Data records »
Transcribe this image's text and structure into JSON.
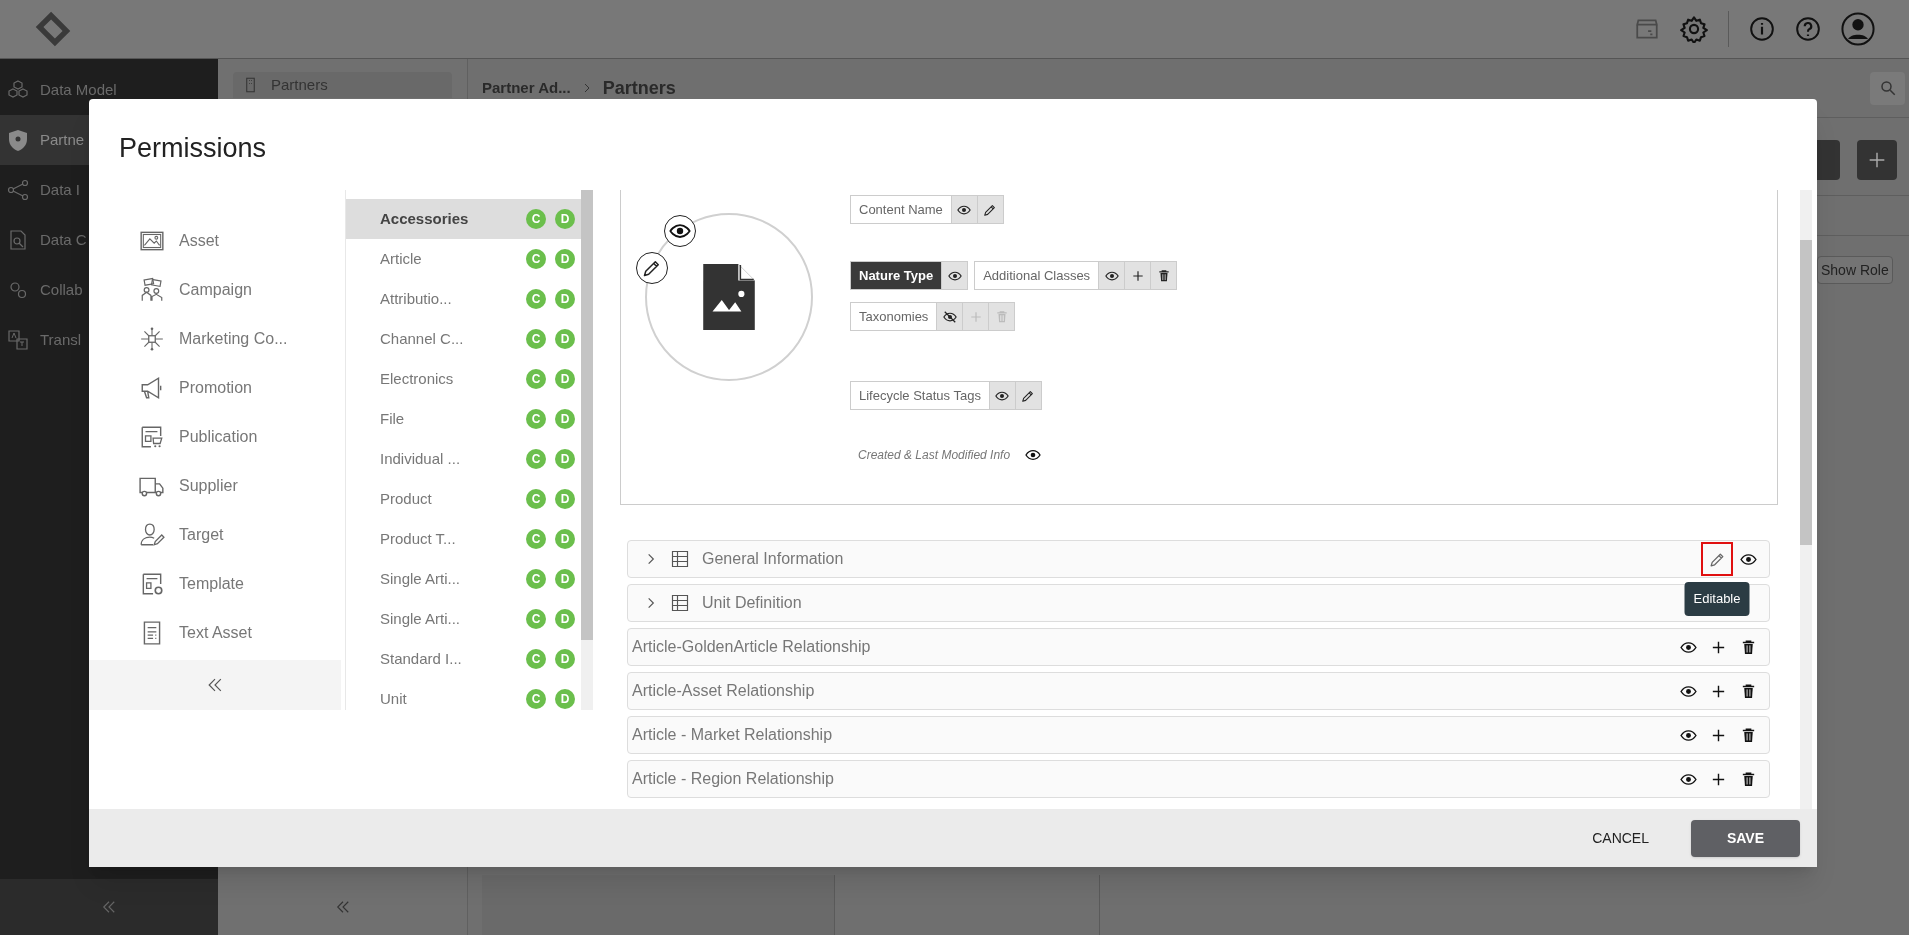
{
  "nav": {
    "items": [
      {
        "label": "Data Model",
        "selected": false
      },
      {
        "label": "Partne",
        "selected": true
      },
      {
        "label": "Data I",
        "selected": false
      },
      {
        "label": "Data C",
        "selected": false
      },
      {
        "label": "Collab",
        "selected": false
      },
      {
        "label": "Transl",
        "selected": false
      }
    ]
  },
  "panel": {
    "items": [
      "Partners"
    ]
  },
  "breadcrumb": [
    "Partner Ad...",
    "Partners"
  ],
  "toolbar": {
    "show_role": "Show Role"
  },
  "dialog": {
    "title": "Permissions",
    "categories": [
      {
        "label": "Asset",
        "selected": false
      },
      {
        "label": "Campaign",
        "selected": false
      },
      {
        "label": "Marketing Co...",
        "selected": false
      },
      {
        "label": "Promotion",
        "selected": false
      },
      {
        "label": "Publication",
        "selected": false
      },
      {
        "label": "Supplier",
        "selected": false
      },
      {
        "label": "Target",
        "selected": false
      },
      {
        "label": "Template",
        "selected": false
      },
      {
        "label": "Text Asset",
        "selected": false
      }
    ],
    "classes": [
      {
        "label": "Accessories",
        "selected": true,
        "badges": [
          "C",
          "D"
        ]
      },
      {
        "label": "Article",
        "selected": false,
        "badges": [
          "C",
          "D"
        ]
      },
      {
        "label": "Attributio...",
        "selected": false,
        "badges": [
          "C",
          "D"
        ]
      },
      {
        "label": "Channel C...",
        "selected": false,
        "badges": [
          "C",
          "D"
        ]
      },
      {
        "label": "Electronics",
        "selected": false,
        "badges": [
          "C",
          "D"
        ]
      },
      {
        "label": "File",
        "selected": false,
        "badges": [
          "C",
          "D"
        ]
      },
      {
        "label": "Individual ...",
        "selected": false,
        "badges": [
          "C",
          "D"
        ]
      },
      {
        "label": "Product",
        "selected": false,
        "badges": [
          "C",
          "D"
        ]
      },
      {
        "label": "Product T...",
        "selected": false,
        "badges": [
          "C",
          "D"
        ]
      },
      {
        "label": "Single Arti...",
        "selected": false,
        "badges": [
          "C",
          "D"
        ]
      },
      {
        "label": "Single Arti...",
        "selected": false,
        "badges": [
          "C",
          "D"
        ]
      },
      {
        "label": "Standard I...",
        "selected": false,
        "badges": [
          "C",
          "D"
        ]
      },
      {
        "label": "Unit",
        "selected": false,
        "badges": [
          "C",
          "D"
        ]
      }
    ],
    "field_rows": [
      [
        {
          "label": "Content Name",
          "kind": "plain",
          "actions": [
            {
              "kind": "view",
              "disabled": false
            },
            {
              "kind": "edit",
              "disabled": false
            }
          ]
        }
      ],
      [
        {
          "label": "Nature Type",
          "kind": "dark",
          "actions": [
            {
              "kind": "view",
              "disabled": false
            }
          ]
        },
        {
          "label": "Additional Classes",
          "kind": "plain",
          "actions": [
            {
              "kind": "view",
              "disabled": false
            },
            {
              "kind": "add",
              "disabled": false
            },
            {
              "kind": "delete",
              "disabled": false
            }
          ]
        }
      ],
      [
        {
          "label": "Taxonomies",
          "kind": "plain",
          "actions": [
            {
              "kind": "hidden",
              "disabled": false
            },
            {
              "kind": "add",
              "disabled": true
            },
            {
              "kind": "delete",
              "disabled": true
            }
          ]
        }
      ],
      [
        {
          "label": "Lifecycle Status Tags",
          "kind": "plain",
          "actions": [
            {
              "kind": "view",
              "disabled": false
            },
            {
              "kind": "edit",
              "disabled": false
            }
          ]
        }
      ],
      [
        {
          "label": "Created & Last Modified Info",
          "kind": "note",
          "actions": [
            {
              "kind": "view",
              "disabled": false
            }
          ]
        }
      ]
    ],
    "sections": [
      {
        "label": "General Information",
        "kind": "group",
        "actions": [
          {
            "kind": "edit",
            "highlighted": true
          },
          {
            "kind": "view",
            "highlighted": false
          }
        ]
      },
      {
        "label": "Unit Definition",
        "kind": "group"
      },
      {
        "label": "Article-GoldenArticle Relationship",
        "kind": "relationship",
        "actions": [
          {
            "kind": "view",
            "highlighted": false
          },
          {
            "kind": "add",
            "highlighted": false
          },
          {
            "kind": "delete",
            "highlighted": false
          }
        ]
      },
      {
        "label": "Article-Asset Relationship",
        "kind": "relationship",
        "actions": [
          {
            "kind": "view",
            "highlighted": false
          },
          {
            "kind": "add",
            "highlighted": false
          },
          {
            "kind": "delete",
            "highlighted": false
          }
        ]
      },
      {
        "label": "Article - Market Relationship",
        "kind": "relationship",
        "actions": [
          {
            "kind": "view",
            "highlighted": false
          },
          {
            "kind": "add",
            "highlighted": false
          },
          {
            "kind": "delete",
            "highlighted": false
          }
        ]
      },
      {
        "label": "Article - Region Relationship",
        "kind": "relationship",
        "actions": [
          {
            "kind": "view",
            "highlighted": false
          },
          {
            "kind": "add",
            "highlighted": false
          },
          {
            "kind": "delete",
            "highlighted": false
          }
        ]
      }
    ],
    "tooltip": "Editable",
    "cancel": "CANCEL",
    "save": "SAVE"
  }
}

Task description » Reproduce all the records verbatim, excluding images.

Answer for this exercise »
Transcribe this image's text and structure into JSON.
{
  "nav": {
    "items": [
      {
        "label": "Data Model",
        "selected": false
      },
      {
        "label": "Partne",
        "selected": true
      },
      {
        "label": "Data I",
        "selected": false
      },
      {
        "label": "Data C",
        "selected": false
      },
      {
        "label": "Collab",
        "selected": false
      },
      {
        "label": "Transl",
        "selected": false
      }
    ]
  },
  "panel": {
    "items": [
      "Partners"
    ]
  },
  "breadcrumb": [
    "Partner Ad...",
    "Partners"
  ],
  "toolbar": {
    "show_role": "Show Role"
  },
  "dialog": {
    "title": "Permissions",
    "categories": [
      {
        "label": "Asset",
        "selected": false
      },
      {
        "label": "Campaign",
        "selected": false
      },
      {
        "label": "Marketing Co...",
        "selected": false
      },
      {
        "label": "Promotion",
        "selected": false
      },
      {
        "label": "Publication",
        "selected": false
      },
      {
        "label": "Supplier",
        "selected": false
      },
      {
        "label": "Target",
        "selected": false
      },
      {
        "label": "Template",
        "selected": false
      },
      {
        "label": "Text Asset",
        "selected": false
      }
    ],
    "classes": [
      {
        "label": "Accessories",
        "selected": true,
        "badges": [
          "C",
          "D"
        ]
      },
      {
        "label": "Article",
        "selected": false,
        "badges": [
          "C",
          "D"
        ]
      },
      {
        "label": "Attributio...",
        "selected": false,
        "badges": [
          "C",
          "D"
        ]
      },
      {
        "label": "Channel C...",
        "selected": false,
        "badges": [
          "C",
          "D"
        ]
      },
      {
        "label": "Electronics",
        "selected": false,
        "badges": [
          "C",
          "D"
        ]
      },
      {
        "label": "File",
        "selected": false,
        "badges": [
          "C",
          "D"
        ]
      },
      {
        "label": "Individual ...",
        "selected": false,
        "badges": [
          "C",
          "D"
        ]
      },
      {
        "label": "Product",
        "selected": false,
        "badges": [
          "C",
          "D"
        ]
      },
      {
        "label": "Product T...",
        "selected": false,
        "badges": [
          "C",
          "D"
        ]
      },
      {
        "label": "Single Arti...",
        "selected": false,
        "badges": [
          "C",
          "D"
        ]
      },
      {
        "label": "Single Arti...",
        "selected": false,
        "badges": [
          "C",
          "D"
        ]
      },
      {
        "label": "Standard I...",
        "selected": false,
        "badges": [
          "C",
          "D"
        ]
      },
      {
        "label": "Unit",
        "selected": false,
        "badges": [
          "C",
          "D"
        ]
      }
    ],
    "field_rows": [
      [
        {
          "label": "Content Name",
          "kind": "plain",
          "actions": [
            {
              "kind": "view",
              "disabled": false
            },
            {
              "kind": "edit",
              "disabled": false
            }
          ]
        }
      ],
      [
        {
          "label": "Nature Type",
          "kind": "dark",
          "actions": [
            {
              "kind": "view",
              "disabled": false
            }
          ]
        },
        {
          "label": "Additional Classes",
          "kind": "plain",
          "actions": [
            {
              "kind": "view",
              "disabled": false
            },
            {
              "kind": "add",
              "disabled": false
            },
            {
              "kind": "delete",
              "disabled": false
            }
          ]
        }
      ],
      [
        {
          "label": "Taxonomies",
          "kind": "plain",
          "actions": [
            {
              "kind": "hidden",
              "disabled": false
            },
            {
              "kind": "add",
              "disabled": true
            },
            {
              "kind": "delete",
              "disabled": true
            }
          ]
        }
      ],
      [
        {
          "label": "Lifecycle Status Tags",
          "kind": "plain",
          "actions": [
            {
              "kind": "view",
              "disabled": false
            },
            {
              "kind": "edit",
              "disabled": false
            }
          ]
        }
      ],
      [
        {
          "label": "Created & Last Modified Info",
          "kind": "note",
          "actions": [
            {
              "kind": "view",
              "disabled": false
            }
          ]
        }
      ]
    ],
    "sections": [
      {
        "label": "General Information",
        "kind": "group",
        "actions": [
          {
            "kind": "edit",
            "highlighted": true
          },
          {
            "kind": "view",
            "highlighted": false
          }
        ]
      },
      {
        "label": "Unit Definition",
        "kind": "group"
      },
      {
        "label": "Article-GoldenArticle Relationship",
        "kind": "relationship",
        "actions": [
          {
            "kind": "view",
            "highlighted": false
          },
          {
            "kind": "add",
            "highlighted": false
          },
          {
            "kind": "delete",
            "highlighted": false
          }
        ]
      },
      {
        "label": "Article-Asset Relationship",
        "kind": "relationship",
        "actions": [
          {
            "kind": "view",
            "highlighted": false
          },
          {
            "kind": "add",
            "highlighted": false
          },
          {
            "kind": "delete",
            "highlighted": false
          }
        ]
      },
      {
        "label": "Article - Market Relationship",
        "kind": "relationship",
        "actions": [
          {
            "kind": "view",
            "highlighted": false
          },
          {
            "kind": "add",
            "highlighted": false
          },
          {
            "kind": "delete",
            "highlighted": false
          }
        ]
      },
      {
        "label": "Article - Region Relationship",
        "kind": "relationship",
        "actions": [
          {
            "kind": "view",
            "highlighted": false
          },
          {
            "kind": "add",
            "highlighted": false
          },
          {
            "kind": "delete",
            "highlighted": false
          }
        ]
      }
    ],
    "tooltip": "Editable",
    "cancel": "CANCEL",
    "save": "SAVE"
  }
}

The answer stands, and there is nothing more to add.